* [The problem]: From the listing below, extract each entry exactly as written, minus the images.

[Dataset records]

************

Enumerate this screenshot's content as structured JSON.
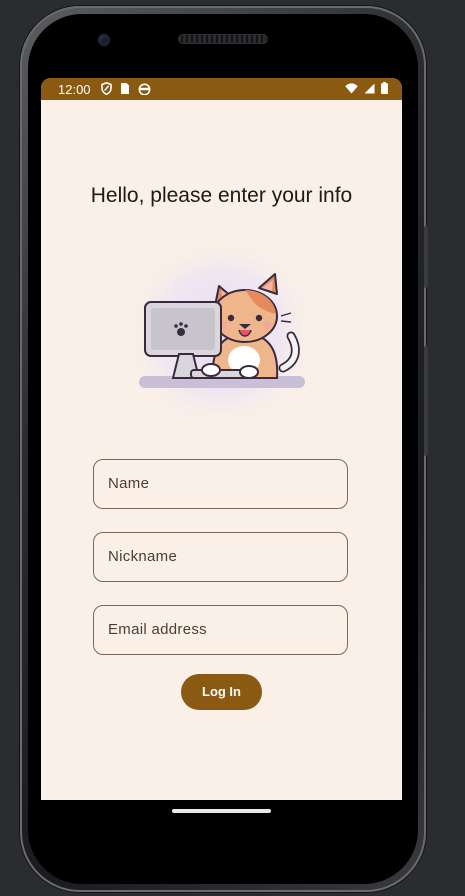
{
  "status_bar": {
    "time": "12:00",
    "left_icons": [
      "shield-icon",
      "sim-card-icon",
      "cat-face-icon"
    ],
    "right_icons": [
      "wifi-icon",
      "signal-icon",
      "battery-icon"
    ],
    "color": "#8a5a12"
  },
  "main": {
    "title": "Hello, please enter your info",
    "illustration": "cat-at-computer-illustration",
    "fields": {
      "name_placeholder": "Name",
      "nickname_placeholder": "Nickname",
      "email_placeholder": "Email address"
    },
    "login_label": "Log In"
  },
  "colors": {
    "background": "#faf0e8",
    "accent": "#8a5a12",
    "field_border": "#7a6a5c"
  }
}
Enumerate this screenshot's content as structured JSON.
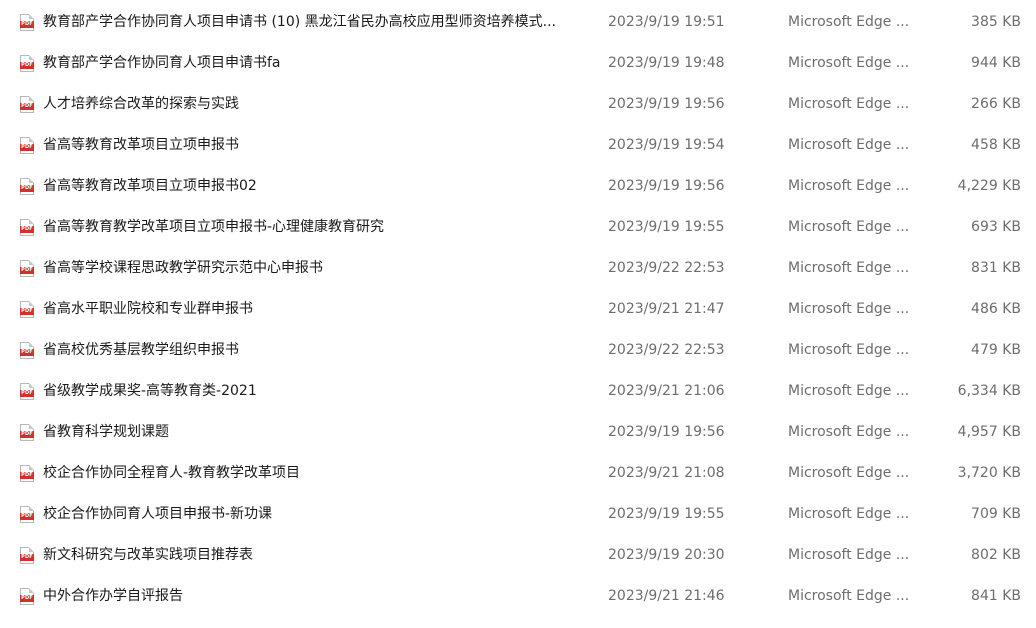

************

* [Output for this task]:
Enumerate this screenshot's content as structured JSON.
{
  "status_bar": {
    "time": "12:00",
    "left_icons": [
      "shield-icon",
      "sim-card-icon",
      "cat-face-icon"
    ],
    "right_icons": [
      "wifi-icon",
      "signal-icon",
      "battery-icon"
    ],
    "color": "#8a5a12"
  },
  "main": {
    "title": "Hello, please enter your info",
    "illustration": "cat-at-computer-illustration",
    "fields": {
      "name_placeholder": "Name",
      "nickname_placeholder": "Nickname",
      "email_placeholder": "Email address"
    },
    "login_label": "Log In"
  },
  "colors": {
    "background": "#faf0e8",
    "accent": "#8a5a12",
    "field_border": "#7a6a5c"
  }
}
Enumerate this screenshot's content as structured JSON.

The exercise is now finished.